TO BE DONE >>
- A) According to the word-frequency text, what makes the rules of thumb from Zipf's law worth applying with simple arithmetic?
- B) In the word-frequency text, duplicate the passage between "Though perhaps not" and "representative sample size.", inclusive.
- C) Decide whether each statement agrees with the word-frequency text: (i) stopwords such as the, to, and of occur most frequently; (ii) Chapter 5 presents tokenization by splitting on whitespace; (iii) under Zipf's law, the third most frequent term accounts for a third of the share of the most frequent term. Answer yes or no for each, quoting the words of the text that decide it.

TEXT >>
------------------------------------------------

The examples throughout this chapter, including the prior example, use the split method to tokenize text. Tokenization isn’t quite as simple as splitting on whitespace, however, and Chapter 5 introduces more sophisticated approaches for tokenization that work better for the general case.

The last command in the interpreter session lists the words from the frequency distribution, sorted by frequency. Not surprisingly, stopwords like the, to, and of are the most frequently occurring, but there’s a steep decline and the distribution has a very long tail. We’re working with a small sample of text data, but this same property will hold true for any frequency analysis of natural language.

Zipf’s law, a well-known empirical law of natural language, asserts that a word’s frequency within a corpus is inversely proportional to its rank in the frequency table. What this means is that if the most frequently occurring term in a corpus accounts for N% of the total words, the second most frequently occurring term in the corpus should account for (N/2)% of the words, the third most frequent term for (N/3)% of the words, and so on. When graphed, such a distribution (even for a small sample of data) shows a curve that hugs each axis, as you can see in Figure 4-4.

Though perhaps not initially obvious, most of the area in such a distribution lies in its tail and for a corpus large enough to span a reasonable sample of a language, the tail is always quite long. If you were to plot this kind of distribution on a chart where each axis was scaled by a logarithm, the curve would approach a straight line for a representative sample size.

Zipf’s law gives you insight into what a frequency distribution for words appearing in a corpus should look like, and it provides some rules of thumb that can be useful in estimating frequency. For example, if you know that there are a million (nonunique) words in a corpus, and you assume that the most frequently used word (usually the, in English) accounts for 7% of the words,^[16] you could derive the total number of logical calculations an algorithm performs if you were to consider a particular slice of the terms from the frequency distribution. Sometimes this kind of simple, back-of-the-napkin arithmetic is all that it takes to sanity-check assumptions about a long-running wall-clock time, or confirm whether certain computations on a large enough data set are even tractable.

The frequency distribution for terms appearing in a small sample of Google+ data “hugs” each axis closely; plotting it on a log-log scale would render it as something much closer to a straight line with a negative slope

Figure 4-4. The frequency distribution for terms appearing in a small sample of Google+ data “hugs” each axis closely; plotting it on a log-log scale would render it as something much closer to a straight line with a negative slope

Note

Can you graph the same kind of curve shown in Figure 4-4 for the content from a few hundred Google+ activities using the techniques introduced in this chapter combined with IPython’s plotting functionality, as introduced in Chapter 1?

------------------------------------------------

Region annotation records:
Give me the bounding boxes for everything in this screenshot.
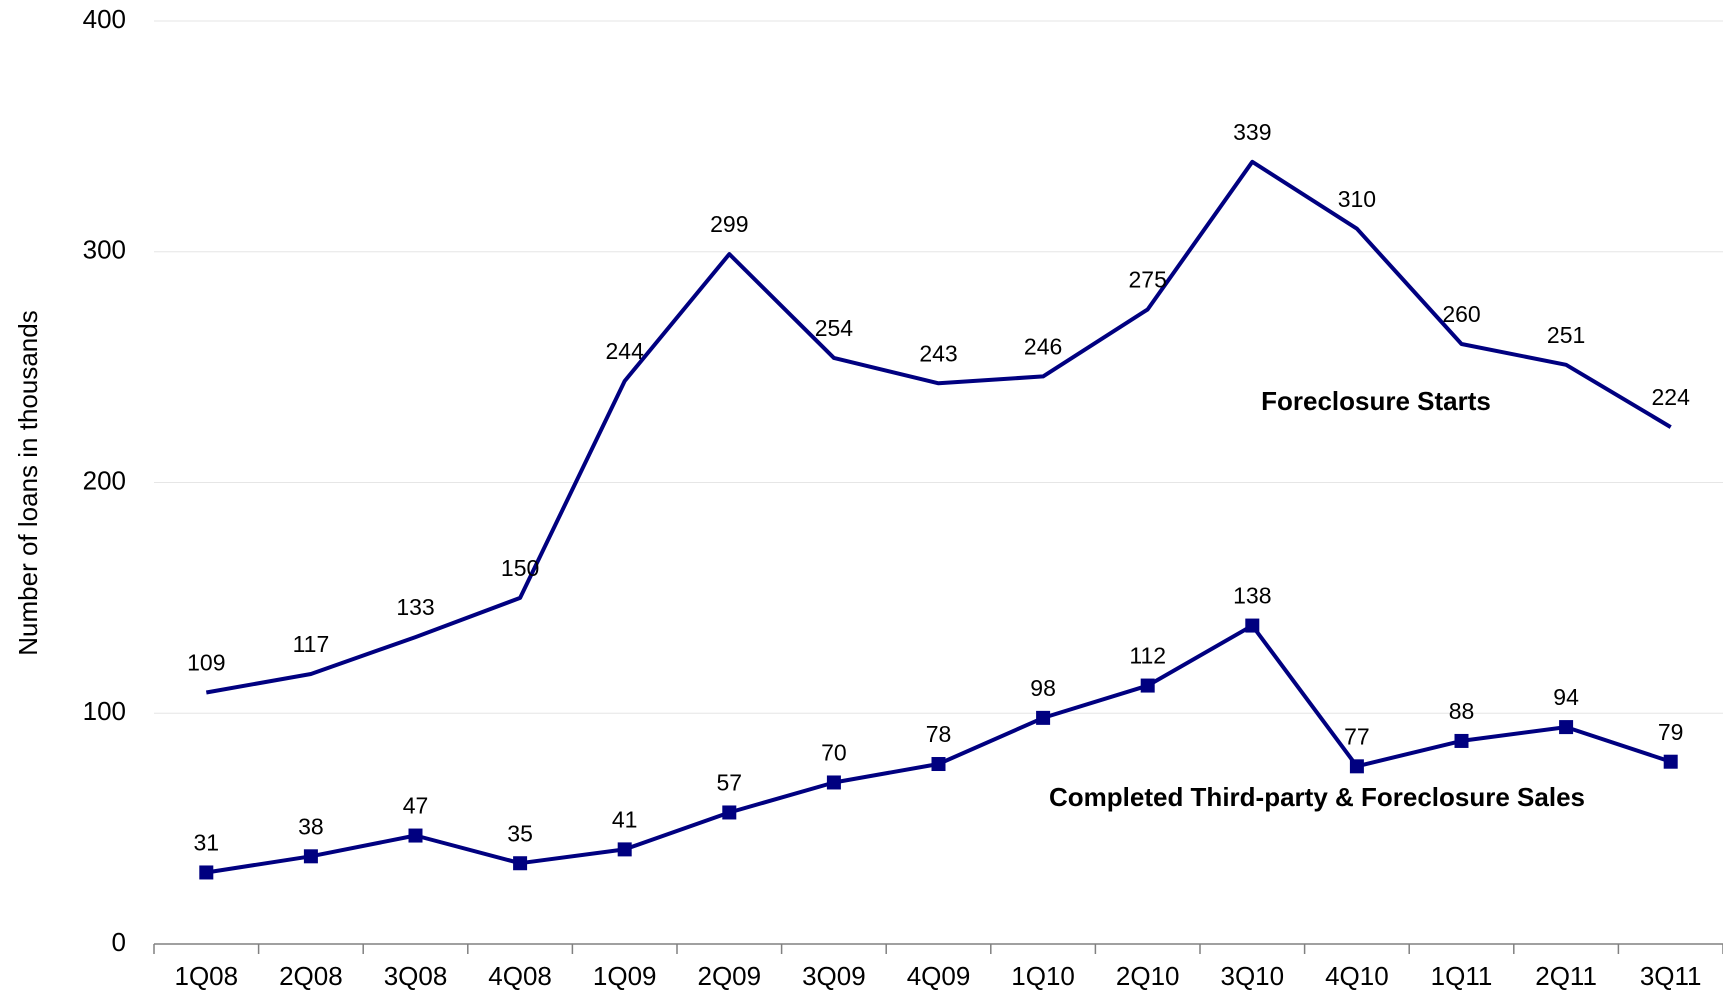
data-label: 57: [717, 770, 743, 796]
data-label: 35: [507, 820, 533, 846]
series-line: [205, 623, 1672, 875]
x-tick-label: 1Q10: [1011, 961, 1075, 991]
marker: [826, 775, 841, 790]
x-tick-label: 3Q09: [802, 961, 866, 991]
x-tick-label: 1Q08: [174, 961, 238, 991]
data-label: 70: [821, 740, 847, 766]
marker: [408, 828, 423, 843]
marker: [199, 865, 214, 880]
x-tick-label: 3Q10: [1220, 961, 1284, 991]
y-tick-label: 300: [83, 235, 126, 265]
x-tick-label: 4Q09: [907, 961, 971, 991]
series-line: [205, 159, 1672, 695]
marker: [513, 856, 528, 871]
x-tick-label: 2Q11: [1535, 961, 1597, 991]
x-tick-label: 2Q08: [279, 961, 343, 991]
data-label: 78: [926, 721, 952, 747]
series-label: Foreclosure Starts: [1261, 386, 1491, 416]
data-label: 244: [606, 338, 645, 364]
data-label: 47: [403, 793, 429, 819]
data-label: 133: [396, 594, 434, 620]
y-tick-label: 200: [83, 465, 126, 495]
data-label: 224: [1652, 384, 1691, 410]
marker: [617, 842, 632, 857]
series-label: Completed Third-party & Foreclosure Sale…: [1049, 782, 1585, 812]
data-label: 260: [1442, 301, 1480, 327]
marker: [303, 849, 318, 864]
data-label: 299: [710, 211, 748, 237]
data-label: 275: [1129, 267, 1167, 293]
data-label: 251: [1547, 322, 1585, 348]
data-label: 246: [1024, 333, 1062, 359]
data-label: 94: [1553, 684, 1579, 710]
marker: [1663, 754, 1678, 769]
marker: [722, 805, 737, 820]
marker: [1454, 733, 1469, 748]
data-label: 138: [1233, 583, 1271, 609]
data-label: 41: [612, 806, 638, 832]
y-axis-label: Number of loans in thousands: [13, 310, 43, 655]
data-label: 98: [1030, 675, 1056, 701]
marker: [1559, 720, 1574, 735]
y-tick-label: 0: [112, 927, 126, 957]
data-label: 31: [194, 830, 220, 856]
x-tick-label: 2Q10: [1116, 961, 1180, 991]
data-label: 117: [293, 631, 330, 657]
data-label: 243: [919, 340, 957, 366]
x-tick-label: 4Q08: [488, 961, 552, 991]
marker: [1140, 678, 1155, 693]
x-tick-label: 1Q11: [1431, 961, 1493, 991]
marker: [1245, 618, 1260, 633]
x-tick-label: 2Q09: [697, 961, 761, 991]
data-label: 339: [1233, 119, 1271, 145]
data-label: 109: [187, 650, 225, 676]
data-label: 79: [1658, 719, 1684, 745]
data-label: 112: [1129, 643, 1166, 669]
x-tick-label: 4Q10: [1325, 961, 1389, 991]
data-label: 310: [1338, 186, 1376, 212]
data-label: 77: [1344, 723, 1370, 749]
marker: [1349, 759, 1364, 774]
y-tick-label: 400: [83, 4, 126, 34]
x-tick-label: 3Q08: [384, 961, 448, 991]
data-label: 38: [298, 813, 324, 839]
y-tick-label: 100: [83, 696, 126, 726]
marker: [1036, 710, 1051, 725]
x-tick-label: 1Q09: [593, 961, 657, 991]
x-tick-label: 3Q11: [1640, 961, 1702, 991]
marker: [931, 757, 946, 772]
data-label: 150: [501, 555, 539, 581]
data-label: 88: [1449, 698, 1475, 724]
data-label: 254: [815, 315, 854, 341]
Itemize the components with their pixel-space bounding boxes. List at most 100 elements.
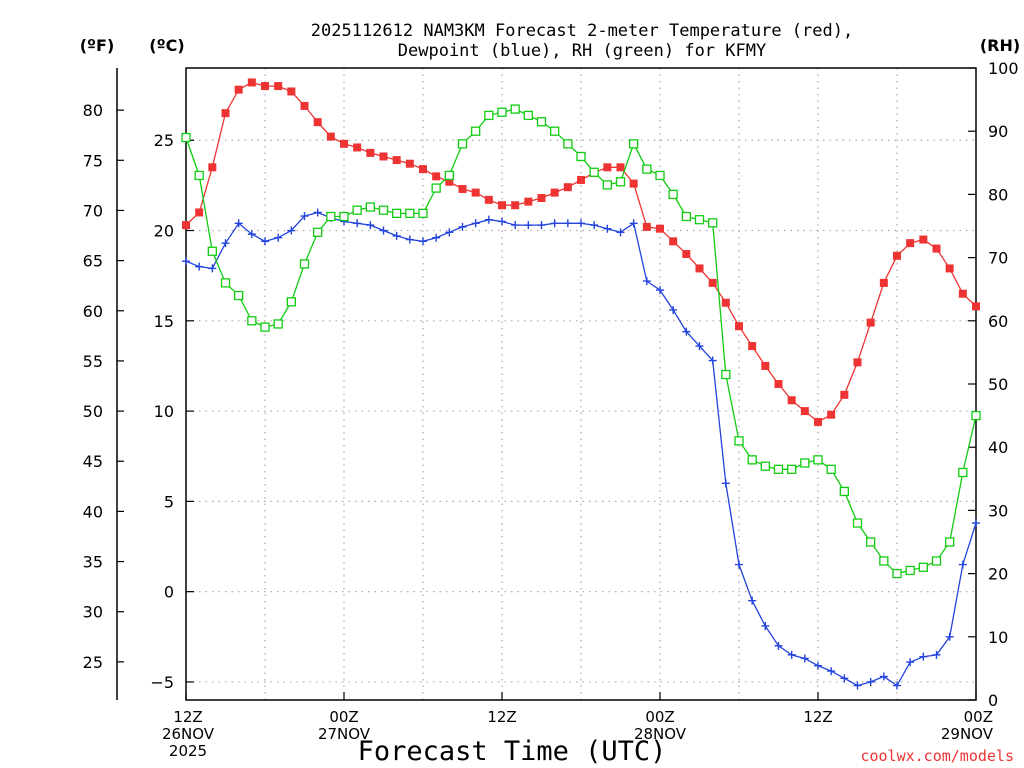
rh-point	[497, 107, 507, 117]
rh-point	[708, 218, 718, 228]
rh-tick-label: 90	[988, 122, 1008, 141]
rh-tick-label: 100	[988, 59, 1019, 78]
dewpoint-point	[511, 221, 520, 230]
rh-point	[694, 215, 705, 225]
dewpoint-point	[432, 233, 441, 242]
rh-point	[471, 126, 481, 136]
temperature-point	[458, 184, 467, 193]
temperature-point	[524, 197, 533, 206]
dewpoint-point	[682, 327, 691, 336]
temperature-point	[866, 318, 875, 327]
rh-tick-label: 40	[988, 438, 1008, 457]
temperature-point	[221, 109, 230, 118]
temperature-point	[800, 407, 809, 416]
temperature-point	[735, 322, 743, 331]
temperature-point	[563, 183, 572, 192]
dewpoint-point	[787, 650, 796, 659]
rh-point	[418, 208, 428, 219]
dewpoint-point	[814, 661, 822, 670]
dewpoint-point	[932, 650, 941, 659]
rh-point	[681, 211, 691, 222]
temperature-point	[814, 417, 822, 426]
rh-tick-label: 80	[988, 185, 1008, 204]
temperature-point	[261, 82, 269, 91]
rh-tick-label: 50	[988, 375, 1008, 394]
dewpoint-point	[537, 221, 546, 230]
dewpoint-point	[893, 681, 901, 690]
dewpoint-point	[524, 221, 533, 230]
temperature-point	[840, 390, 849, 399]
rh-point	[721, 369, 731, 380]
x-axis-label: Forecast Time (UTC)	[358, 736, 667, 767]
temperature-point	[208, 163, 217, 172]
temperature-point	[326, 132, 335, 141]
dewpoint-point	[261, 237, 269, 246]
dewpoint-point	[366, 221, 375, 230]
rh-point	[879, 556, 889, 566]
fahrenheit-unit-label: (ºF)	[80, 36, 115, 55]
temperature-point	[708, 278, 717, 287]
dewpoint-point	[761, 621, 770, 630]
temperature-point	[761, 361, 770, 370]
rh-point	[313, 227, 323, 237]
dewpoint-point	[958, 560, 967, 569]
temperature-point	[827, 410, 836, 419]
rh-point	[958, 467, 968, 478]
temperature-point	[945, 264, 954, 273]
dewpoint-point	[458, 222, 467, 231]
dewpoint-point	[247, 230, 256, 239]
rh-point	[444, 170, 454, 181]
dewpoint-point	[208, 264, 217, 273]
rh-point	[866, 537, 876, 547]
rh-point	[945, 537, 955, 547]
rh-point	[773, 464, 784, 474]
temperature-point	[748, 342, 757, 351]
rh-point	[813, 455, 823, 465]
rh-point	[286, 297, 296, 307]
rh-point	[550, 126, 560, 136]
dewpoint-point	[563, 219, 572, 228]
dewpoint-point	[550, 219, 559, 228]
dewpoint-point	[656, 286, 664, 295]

------------------------------------------------

TASK-BY-TASK SOLUTIONS >>
- A) Zipf's law shows what a frequency distribution for words in a corpus should look like and supplies rules of thumb for estimating frequency. That simple arithmetic can be enough to sanity-check assumptions about a long-running wall-clock time or to confirm whether certain computations on a large data set are even tractable.

- B)
Though perhaps not initially obvious, most of the area in such a distribution lies in its tail and for a corpus large enough to span a reasonable sample of a language, the tail is always quite long. If you were to plot this kind of distribution on a chart where each axis was scaled by a logarithm, the curve would approach a straight line for a representative sample size.

- C)
(i) Yes: "stopwords like the, to, and of are the most frequently occurring"
(ii) No: "Chapter 5 introduces more sophisticated approaches for tokenization that work better for the general case"
(iii) Yes: "the third most frequent term for (N/3)% of the words"